* [EXERCISE] Omit the images, then output each of the records below exactly.

==== PROVIDED RECORDS

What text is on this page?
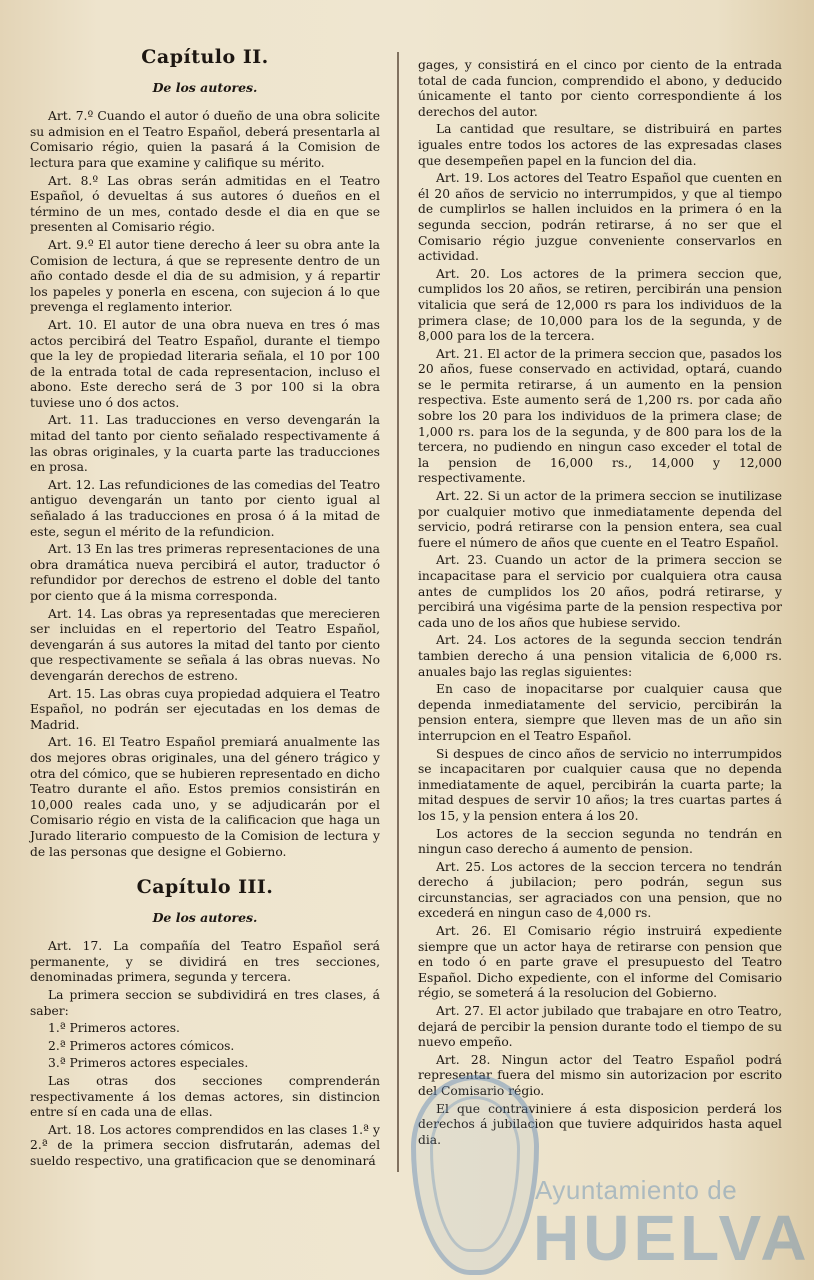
Capítulo II.
De los autores.

Art. 7.º Cuando el autor ó dueño de una obra solicite su admision en el Teatro Español, deberá presentarla al Comisario régio, quien la pasará á la Comision de lectura para que examine y califique su mérito.

Art. 8.º Las obras serán admitidas en el Teatro Español, ó devueltas á sus autores ó dueños en el término de un mes, contado desde el dia en que se presenten al Comisario régio.

Art. 9.º El autor tiene derecho á leer su obra ante la Comision de lectura, á que se represente dentro de un año contado desde el dia de su admision, y á repartir los papeles y ponerla en escena, con sujecion á lo que prevenga el reglamento interior.

Art. 10. El autor de una obra nueva en tres ó mas actos percibirá del Teatro Español, durante el tiempo que la ley de propiedad literaria señala, el 10 por 100 de la entrada total de cada representacion, incluso el abono. Este derecho será de 3 por 100 si la obra tuviese uno ó dos actos.

Art. 11. Las traducciones en verso devengarán la mitad del tanto por ciento señalado respectivamente á las obras originales, y la cuarta parte las traducciones en prosa.

Art. 12. Las refundiciones de las comedias del Teatro antiguo devengarán un tanto por ciento igual al señalado á las traducciones en prosa ó á la mitad de este, segun el mérito de la refundicion.

Art. 13 En las tres primeras representaciones de una obra dramática nueva percibirá el autor, traductor ó refundidor por derechos de estreno el doble del tanto por ciento que á la misma corresponda.

Art. 14. Las obras ya representadas que merecieren ser incluidas en el repertorio del Teatro Español, devengarán á sus autores la mitad del tanto por ciento que respectivamente se señala á las obras nuevas. No devengarán derechos de estreno.

Art. 15. Las obras cuya propiedad adquiera el Teatro Español, no podrán ser ejecutadas en los demas de Madrid.

Art. 16. El Teatro Español premiará anualmente las dos mejores obras originales, una del género trágico y otra del cómico, que se hubieren representado en dicho Teatro durante el año. Estos premios consistirán en 10,000 reales cada uno, y se adjudicarán por el Comisario régio en vista de la calificacion que haga un Jurado literario compuesto de la Comision de lectura y de las personas que designe el Gobierno.

Capítulo III.
De los autores.

Art. 17. La compañía del Teatro Español será permanente, y se dividirá en tres secciones, denominadas primera, segunda y tercera.

La primera seccion se subdividirá en tres clases, á saber:

1.ª Primeros actores.

2.ª Primeros actores cómicos.

3.ª Primeros actores especiales.

Las otras dos secciones comprenderán respectivamente á los demas actores, sin distincion entre sí en cada una de ellas.

Art. 18. Los actores comprendidos en las clases 1.ª y 2.ª de la primera seccion disfrutarán, ademas del sueldo respectivo, una gratificacion que se denominará

gages, y consistirá en el cinco por ciento de la entrada total de cada funcion, comprendido el abono, y deducido únicamente el tanto por ciento correspondiente á los derechos del autor.

La cantidad que resultare, se distribuirá en partes iguales entre todos los actores de las expresadas clases que desempeñen papel en la funcion del dia.

Art. 19. Los actores del Teatro Español que cuenten en él 20 años de servicio no interrumpidos, y que al tiempo de cumplirlos se hallen incluidos en la primera ó en la segunda seccion, podrán retirarse, á no ser que el Comisario régio juzgue conveniente conservarlos en actividad.

Art. 20. Los actores de la primera seccion que, cumplidos los 20 años, se retiren, percibirán una pension vitalicia que será de 12,000 rs para los individuos de la primera clase; de 10,000 para los de la segunda, y de 8,000 para los de la tercera.

Art. 21. El actor de la primera seccion que, pasados los 20 años, fuese conservado en actividad, optará, cuando se le permita retirarse, á un aumento en la pension respectiva. Este aumento será de 1,200 rs. por cada año sobre los 20 para los individuos de la primera clase; de 1,000 rs. para los de la segunda, y de 800 para los de la tercera, no pudiendo en ningun caso exceder el total de la pension de 16,000 rs., 14,000 y 12,000 respectivamente.

Art. 22. Si un actor de la primera seccion se inutilizase por cualquier motivo que inmediatamente dependa del servicio, podrá retirarse con la pension entera, sea cual fuere el número de años que cuente en el Teatro Español.

Art. 23. Cuando un actor de la primera seccion se incapacitase para el servicio por cualquiera otra causa antes de cumplidos los 20 años, podrá retirarse, y percibirá una vigésima parte de la pension respectiva por cada uno de los años que hubiese servido.

Art. 24. Los actores de la segunda seccion tendrán tambien derecho á una pension vitalicia de 6,000 rs. anuales bajo las reglas siguientes:

En caso de inopacitarse por cualquier causa que dependa inmediatamente del servicio, percibirán la pension entera, siempre que lleven mas de un año sin interrupcion en el Teatro Español.

Si despues de cinco años de servicio no interrumpidos se incapacitaren por cualquier causa que no dependa inmediatamente de aquel, percibirán la cuarta parte; la mitad despues de servir 10 años; la tres cuartas partes á los 15, y la pension entera á los 20.

Los actores de la seccion segunda no tendrán en ningun caso derecho á aumento de pension.

Art. 25. Los actores de la seccion tercera no tendrán derecho á jubilacion; pero podrán, segun sus circunstancias, ser agraciados con una pension, que no excederá en ningun caso de 4,000 rs.

Art. 26. El Comisario régio instruirá expediente siempre que un actor haya de retirarse con pension que en todo ó en parte grave el presupuesto del Teatro Español. Dicho expediente, con el informe del Comisario régio, se someterá á la resolucion del Gobierno.

Art. 27. El actor jubilado que trabajare en otro Teatro, dejará de percibir la pension durante todo el tiempo de su nuevo empeño.

Art. 28. Ningun actor del Teatro Español podrá representar fuera del mismo sin autorizacion por escrito del Comisario régio.

El que contraviniere á esta disposicion perderá los derechos á jubilacion que tuviere adquiridos hasta aquel dia.

Ayuntamiento de
HUELVA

========

* [OUTPUT FOR THIS TASK]
What text is on this page?
Capítulo II.
De los autores.

Art. 7.º Cuando el autor ó dueño de una obra solicite su admision en el Teatro Español, deberá presentarla al Comisario régio, quien la pasará á la Comision de lectura para que examine y califique su mérito.

Art. 8.º Las obras serán admitidas en el Teatro Español, ó devueltas á sus autores ó dueños en el término de un mes, contado desde el dia en que se presenten al Comisario régio.

Art. 9.º El autor tiene derecho á leer su obra ante la Comision de lectura, á que se represente dentro de un año contado desde el dia de su admision, y á repartir los papeles y ponerla en escena, con sujecion á lo que prevenga el reglamento interior.

Art. 10. El autor de una obra nueva en tres ó mas actos percibirá del Teatro Español, durante el tiempo que la ley de propiedad literaria señala, el 10 por 100 de la entrada total de cada representacion, incluso el abono. Este derecho será de 3 por 100 si la obra tuviese uno ó dos actos.

Art. 11. Las traducciones en verso devengarán la mitad del tanto por ciento señalado respectivamente á las obras originales, y la cuarta parte las traducciones en prosa.

Art. 12. Las refundiciones de las comedias del Teatro antiguo devengarán un tanto por ciento igual al señalado á las traducciones en prosa ó á la mitad de este, segun el mérito de la refundicion.

Art. 13 En las tres primeras representaciones de una obra dramática nueva percibirá el autor, traductor ó refundidor por derechos de estreno el doble del tanto por ciento que á la misma corresponda.

Art. 14. Las obras ya representadas que merecieren ser incluidas en el repertorio del Teatro Español, devengarán á sus autores la mitad del tanto por ciento que respectivamente se señala á las obras nuevas. No devengarán derechos de estreno.

Art. 15. Las obras cuya propiedad adquiera el Teatro Español, no podrán ser ejecutadas en los demas de Madrid.

Art. 16. El Teatro Español premiará anualmente las dos mejores obras originales, una del género trágico y otra del cómico, que se hubieren representado en dicho Teatro durante el año. Estos premios consistirán en 10,000 reales cada uno, y se adjudicarán por el Comisario régio en vista de la calificacion que haga un Jurado literario compuesto de la Comision de lectura y de las personas que designe el Gobierno.

Capítulo III.
De los autores.

Art. 17. La compañía del Teatro Español será permanente, y se dividirá en tres secciones, denominadas primera, segunda y tercera.

La primera seccion se subdividirá en tres clases, á saber:

1.ª Primeros actores.

2.ª Primeros actores cómicos.

3.ª Primeros actores especiales.

Las otras dos secciones comprenderán respectivamente á los demas actores, sin distincion entre sí en cada una de ellas.

Art. 18. Los actores comprendidos en las clases 1.ª y 2.ª de la primera seccion disfrutarán, ademas del sueldo respectivo, una gratificacion que se denominará

gages, y consistirá en el cinco por ciento de la entrada total de cada funcion, comprendido el abono, y deducido únicamente el tanto por ciento correspondiente á los derechos del autor.

La cantidad que resultare, se distribuirá en partes iguales entre todos los actores de las expresadas clases que desempeñen papel en la funcion del dia.

Art. 19. Los actores del Teatro Español que cuenten en él 20 años de servicio no interrumpidos, y que al tiempo de cumplirlos se hallen incluidos en la primera ó en la segunda seccion, podrán retirarse, á no ser que el Comisario régio juzgue conveniente conservarlos en actividad.

Art. 20. Los actores de la primera seccion que, cumplidos los 20 años, se retiren, percibirán una pension vitalicia que será de 12,000 rs para los individuos de la primera clase; de 10,000 para los de la segunda, y de 8,000 para los de la tercera.

Art. 21. El actor de la primera seccion que, pasados los 20 años, fuese conservado en actividad, optará, cuando se le permita retirarse, á un aumento en la pension respectiva. Este aumento será de 1,200 rs. por cada año sobre los 20 para los individuos de la primera clase; de 1,000 rs. para los de la segunda, y de 800 para los de la tercera, no pudiendo en ningun caso exceder el total de la pension de 16,000 rs., 14,000 y 12,000 respectivamente.

Art. 22. Si un actor de la primera seccion se inutilizase por cualquier motivo que inmediatamente dependa del servicio, podrá retirarse con la pension entera, sea cual fuere el número de años que cuente en el Teatro Español.

Art. 23. Cuando un actor de la primera seccion se incapacitase para el servicio por cualquiera otra causa antes de cumplidos los 20 años, podrá retirarse, y percibirá una vigésima parte de la pension respectiva por cada uno de los años que hubiese servido.

Art. 24. Los actores de la segunda seccion tendrán tambien derecho á una pension vitalicia de 6,000 rs. anuales bajo las reglas siguientes:

En caso de inopacitarse por cualquier causa que dependa inmediatamente del servicio, percibirán la pension entera, siempre que lleven mas de un año sin interrupcion en el Teatro Español.

Si despues de cinco años de servicio no interrumpidos se incapacitaren por cualquier causa que no dependa inmediatamente de aquel, percibirán la cuarta parte; la mitad despues de servir 10 años; la tres cuartas partes á los 15, y la pension entera á los 20.

Los actores de la seccion segunda no tendrán en ningun caso derecho á aumento de pension.

Art. 25. Los actores de la seccion tercera no tendrán derecho á jubilacion; pero podrán, segun sus circunstancias, ser agraciados con una pension, que no excederá en ningun caso de 4,000 rs.

Art. 26. El Comisario régio instruirá expediente siempre que un actor haya de retirarse con pension que en todo ó en parte grave el presupuesto del Teatro Español. Dicho expediente, con el informe del Comisario régio, se someterá á la resolucion del Gobierno.

Art. 27. El actor jubilado que trabajare en otro Teatro, dejará de percibir la pension durante todo el tiempo de su nuevo empeño.

Art. 28. Ningun actor del Teatro Español podrá representar fuera del mismo sin autorizacion por escrito del Comisario régio.

El que contraviniere á esta disposicion perderá los derechos á jubilacion que tuviere adquiridos hasta aquel dia.

Ayuntamiento de
HUELVA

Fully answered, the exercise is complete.